— START OF GIVEN RECORDS —

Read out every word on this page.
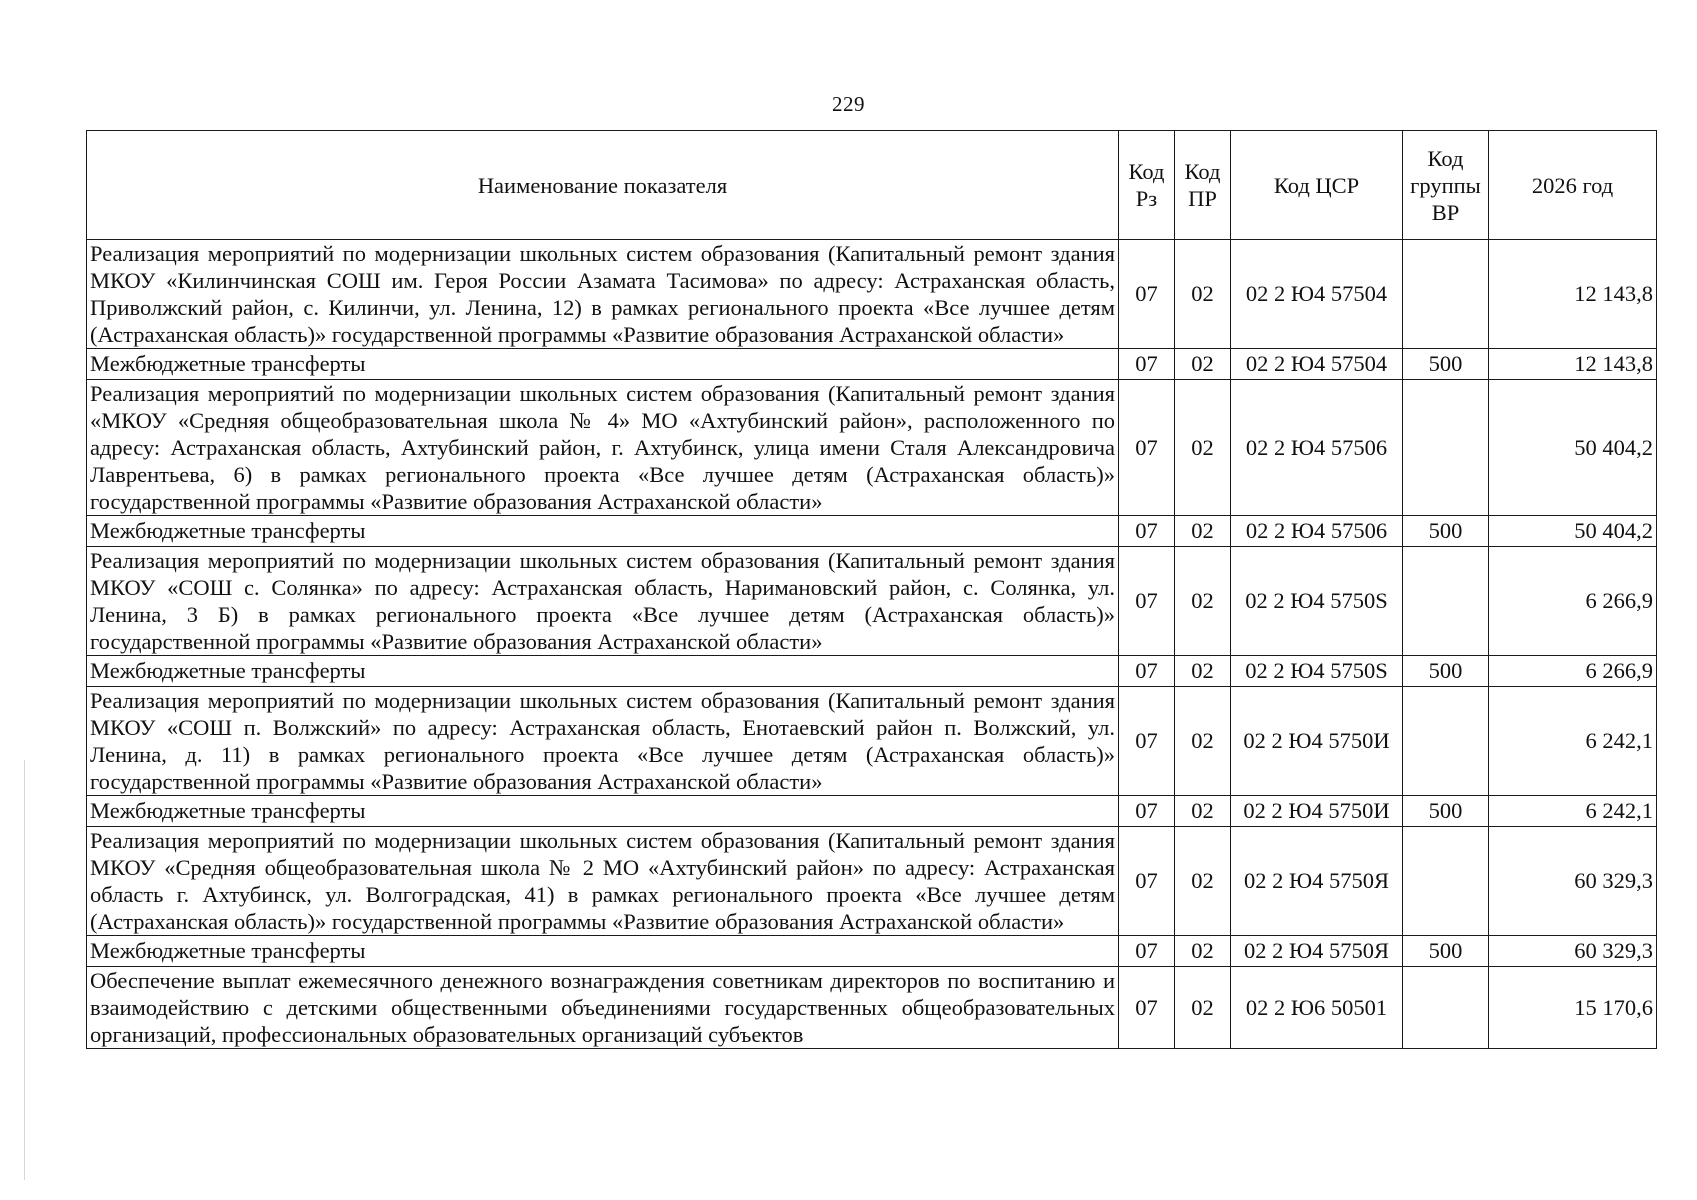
229
Наименование показателя	Код Рз	Код ПР	Код ЦСР	Код группы ВР	2026 год
Реализация мероприятий по модернизации школьных систем образования (Капитальный ремонт здания МКОУ «Килинчинская СОШ им. Героя России Азамата Тасимова» по адресу: Астраханская область, Приволжский район, с. Килинчи, ул. Ленина, 12) в рамках регионального проекта «Все лучшее детям (Астраханская область)» государственной программы «Развитие образования Астраханской области»	07	02	02 2 Ю4 57504		12 143,8
Межбюджетные трансферты	07	02	02 2 Ю4 57504	500	12 143,8
Реализация мероприятий по модернизации школьных систем образования (Капитальный ремонт здания «МКОУ «Средняя общеобразовательная школа № 4» МО «Ахтубинский район», расположенного по адресу: Астраханская область, Ахтубинский район, г. Ахтубинск, улица имени Сталя Александровича Лаврентьева, 6) в рамках регионального проекта «Все лучшее детям (Астраханская область)» государственной программы «Развитие образования Астраханской области»	07	02	02 2 Ю4 57506		50 404,2
Межбюджетные трансферты	07	02	02 2 Ю4 57506	500	50 404,2
Реализация мероприятий по модернизации школьных систем образования (Капитальный ремонт здания МКОУ «СОШ с. Солянка» по адресу: Астраханская область, Наримановский район, с. Солянка, ул. Ленина, 3 Б) в рамках регионального проекта «Все лучшее детям (Астраханская область)» государственной программы «Развитие образования Астраханской области»	07	02	02 2 Ю4 5750S		6 266,9
Межбюджетные трансферты	07	02	02 2 Ю4 5750S	500	6 266,9
Реализация мероприятий по модернизации школьных систем образования (Капитальный ремонт здания МКОУ «СОШ п. Волжский» по адресу: Астраханская область, Енотаевский район п. Волжский, ул. Ленина, д. 11) в рамках регионального проекта «Все лучшее детям (Астраханская область)» государственной программы «Развитие образования Астраханской области»	07	02	02 2 Ю4 5750И		6 242,1
Межбюджетные трансферты	07	02	02 2 Ю4 5750И	500	6 242,1
Реализация мероприятий по модернизации школьных систем образования (Капитальный ремонт здания МКОУ «Средняя общеобразовательная школа № 2 МО «Ахтубинский район» по адресу: Астраханская область г. Ахтубинск, ул. Волгоградская, 41) в рамках регионального проекта «Все лучшее детям (Астраханская область)» государственной программы «Развитие образования Астраханской области»	07	02	02 2 Ю4 5750Я		60 329,3
Межбюджетные трансферты	07	02	02 2 Ю4 5750Я	500	60 329,3
Обеспечение выплат ежемесячного денежного вознаграждения советникам директоров по воспитанию и взаимодействию с детскими общественными объединениями государственных общеобразовательных организаций, профессиональных образовательных организаций субъектов	07	02	02 2 Ю6 50501		15 170,6
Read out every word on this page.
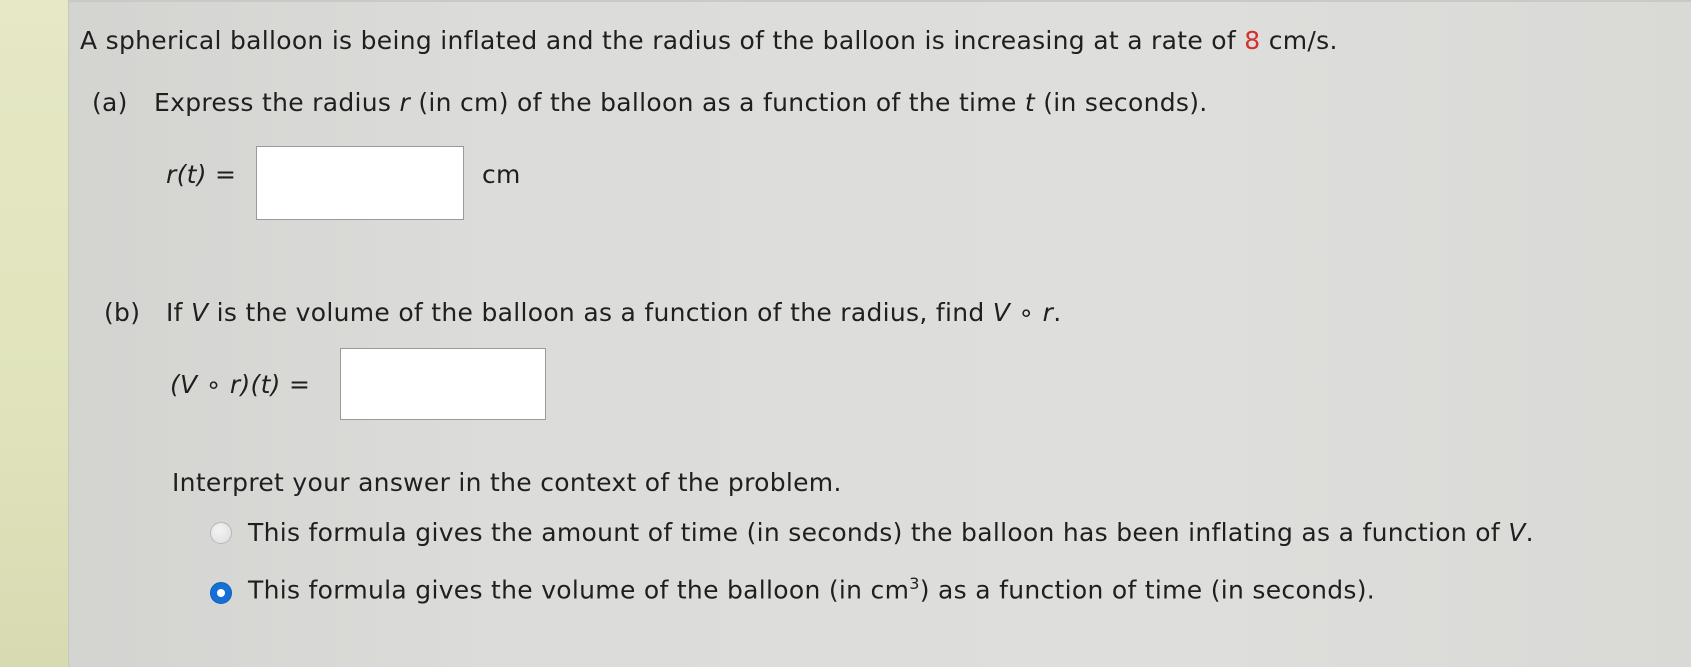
A spherical balloon is being inflated and the radius of the balloon is increasing at a rate of 8 cm/s.
(a) Express the radius r (in cm) of the balloon as a function of the time t (in seconds).
r(t) =	cm
(b) If V is the volume of the balloon as a function of the radius, find V ∘ r.
(V ∘ r)(t) =
Interpret your answer in the context of the problem.
This formula gives the amount of time (in seconds) the balloon has been inflating as a function of V.
This formula gives the volume of the balloon (in $cm^3$) as a function of time (in seconds).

— END OF GIVEN RECORDS —

» EXERCISE
Retype everything in the material word for word, minus pictures.

» COMPLETE ANSWER
Read out every word on this page.
229
Наименование показателя	Код Рз	Код ПР	Код ЦСР	Код группы ВР	2026 год
Реализация мероприятий по модернизации школьных систем образования (Капитальный ремонт здания МКОУ «Килинчинская СОШ им. Героя России Азамата Тасимова» по адресу: Астраханская область, Приволжский район, с. Килинчи, ул. Ленина, 12) в рамках регионального проекта «Все лучшее детям (Астраханская область)» государственной программы «Развитие образования Астраханской области»	07	02	02 2 Ю4 57504		12 143,8
Межбюджетные трансферты	07	02	02 2 Ю4 57504	500	12 143,8
Реализация мероприятий по модернизации школьных систем образования (Капитальный ремонт здания «МКОУ «Средняя общеобразовательная школа № 4» МО «Ахтубинский район», расположенного по адресу: Астраханская область, Ахтубинский район, г. Ахтубинск, улица имени Сталя Александровича Лаврентьева, 6) в рамках регионального проекта «Все лучшее детям (Астраханская область)» государственной программы «Развитие образования Астраханской области»	07	02	02 2 Ю4 57506		50 404,2
Межбюджетные трансферты	07	02	02 2 Ю4 57506	500	50 404,2
Реализация мероприятий по модернизации школьных систем образования (Капитальный ремонт здания МКОУ «СОШ с. Солянка» по адресу: Астраханская область, Наримановский район, с. Солянка, ул. Ленина, 3 Б) в рамках регионального проекта «Все лучшее детям (Астраханская область)» государственной программы «Развитие образования Астраханской области»	07	02	02 2 Ю4 5750S		6 266,9
Межбюджетные трансферты	07	02	02 2 Ю4 5750S	500	6 266,9
Реализация мероприятий по модернизации школьных систем образования (Капитальный ремонт здания МКОУ «СОШ п. Волжский» по адресу: Астраханская область, Енотаевский район п. Волжский, ул. Ленина, д. 11) в рамках регионального проекта «Все лучшее детям (Астраханская область)» государственной программы «Развитие образования Астраханской области»	07	02	02 2 Ю4 5750И		6 242,1
Межбюджетные трансферты	07	02	02 2 Ю4 5750И	500	6 242,1
Реализация мероприятий по модернизации школьных систем образования (Капитальный ремонт здания МКОУ «Средняя общеобразовательная школа № 2 МО «Ахтубинский район» по адресу: Астраханская область г. Ахтубинск, ул. Волгоградская, 41) в рамках регионального проекта «Все лучшее детям (Астраханская область)» государственной программы «Развитие образования Астраханской области»	07	02	02 2 Ю4 5750Я		60 329,3
Межбюджетные трансферты	07	02	02 2 Ю4 5750Я	500	60 329,3
Обеспечение выплат ежемесячного денежного вознаграждения советникам директоров по воспитанию и взаимодействию с детскими общественными объединениями государственных общеобразовательных организаций, профессиональных образовательных организаций субъектов	07	02	02 2 Ю6 50501		15 170,6
Read out every word on this page.
A spherical balloon is being inflated and the radius of the balloon is increasing at a rate of 8 cm/s.
(a) Express the radius r (in cm) of the balloon as a function of the time t (in seconds).
r(t) =	cm
(b) If V is the volume of the balloon as a function of the radius, find V ∘ r.
(V ∘ r)(t) =
Interpret your answer in the context of the problem.
This formula gives the amount of time (in seconds) the balloon has been inflating as a function of V.
This formula gives the volume of the balloon (in $cm^3$) as a function of time (in seconds).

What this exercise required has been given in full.